Each entry below should be returned exactly as is, with the pictures removed.

Stored items:
%%

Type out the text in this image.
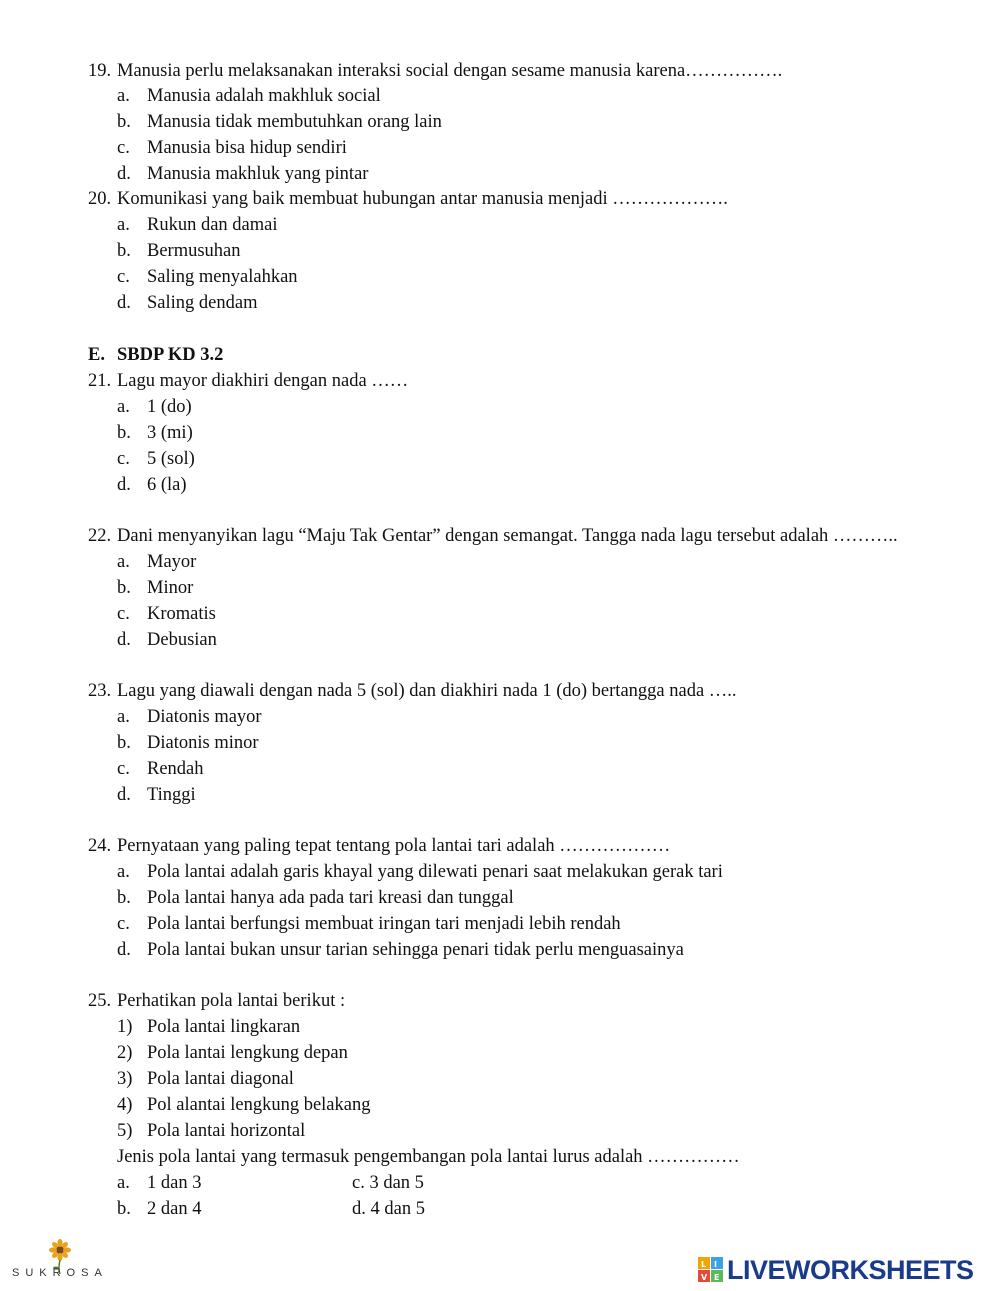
19. Manusia perlu melaksanakan interaksi social dengan sesame manusia karena…………….
a. Manusia adalah makhluk social
b. Manusia tidak membutuhkan orang lain
c. Manusia bisa hidup sendiri
d. Manusia makhluk yang pintar
20. Komunikasi yang baik membuat hubungan antar manusia menjadi ……………….
a. Rukun dan damai
b. Bermusuhan
c. Saling menyalahkan
d. Saling dendam
E. SBDP KD 3.2
21. Lagu mayor diakhiri dengan nada ……
a. 1 (do)
b. 3 (mi)
c. 5 (sol)
d. 6 (la)
22. Dani menyanyikan lagu “Maju Tak Gentar” dengan semangat. Tangga nada lagu tersebut adalah ………..
a. Mayor
b. Minor
c. Kromatis
d. Debusian
23. Lagu yang diawali dengan nada 5 (sol) dan diakhiri nada 1 (do) bertangga nada …..
a. Diatonis mayor
b. Diatonis minor
c. Rendah
d. Tinggi
24. Pernyataan yang paling tepat tentang pola lantai tari adalah ………………
a. Pola lantai adalah garis khayal yang dilewati penari saat melakukan gerak tari
b. Pola lantai hanya ada pada tari kreasi dan tunggal
c. Pola lantai berfungsi membuat iringan tari menjadi lebih rendah
d. Pola lantai bukan unsur tarian sehingga penari tidak perlu menguasainya
25. Perhatikan pola lantai berikut :
1) Pola lantai lingkaran
2) Pola lantai lengkung depan
3) Pola lantai diagonal
4) Pol alantai lengkung belakang
5) Pola lantai horizontal
Jenis pola lantai yang termasuk pengembangan pola lantai lurus adalah ……………
a. 1 dan 3	c. 3 dan 5
b. 2 dan 4	d. 4 dan 5
SUKROSA
L I
V E LIVEWORKSHEETS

%%

Answer to this task:
Type out the text in this image.
19. Manusia perlu melaksanakan interaksi social dengan sesame manusia karena…………….
a. Manusia adalah makhluk social
b. Manusia tidak membutuhkan orang lain
c. Manusia bisa hidup sendiri
d. Manusia makhluk yang pintar
20. Komunikasi yang baik membuat hubungan antar manusia menjadi ……………….
a. Rukun dan damai
b. Bermusuhan
c. Saling menyalahkan
d. Saling dendam
E. SBDP KD 3.2
21. Lagu mayor diakhiri dengan nada ……
a. 1 (do)
b. 3 (mi)
c. 5 (sol)
d. 6 (la)
22. Dani menyanyikan lagu “Maju Tak Gentar” dengan semangat. Tangga nada lagu tersebut adalah ………..
a. Mayor
b. Minor
c. Kromatis
d. Debusian
23. Lagu yang diawali dengan nada 5 (sol) dan diakhiri nada 1 (do) bertangga nada …..
a. Diatonis mayor
b. Diatonis minor
c. Rendah
d. Tinggi
24. Pernyataan yang paling tepat tentang pola lantai tari adalah ………………
a. Pola lantai adalah garis khayal yang dilewati penari saat melakukan gerak tari
b. Pola lantai hanya ada pada tari kreasi dan tunggal
c. Pola lantai berfungsi membuat iringan tari menjadi lebih rendah
d. Pola lantai bukan unsur tarian sehingga penari tidak perlu menguasainya
25. Perhatikan pola lantai berikut :
1) Pola lantai lingkaran
2) Pola lantai lengkung depan
3) Pola lantai diagonal
4) Pol alantai lengkung belakang
5) Pola lantai horizontal
Jenis pola lantai yang termasuk pengembangan pola lantai lurus adalah ……………
a. 1 dan 3	c. 3 dan 5
b. 2 dan 4	d. 4 dan 5
SUKROSA
L I
V E LIVEWORKSHEETS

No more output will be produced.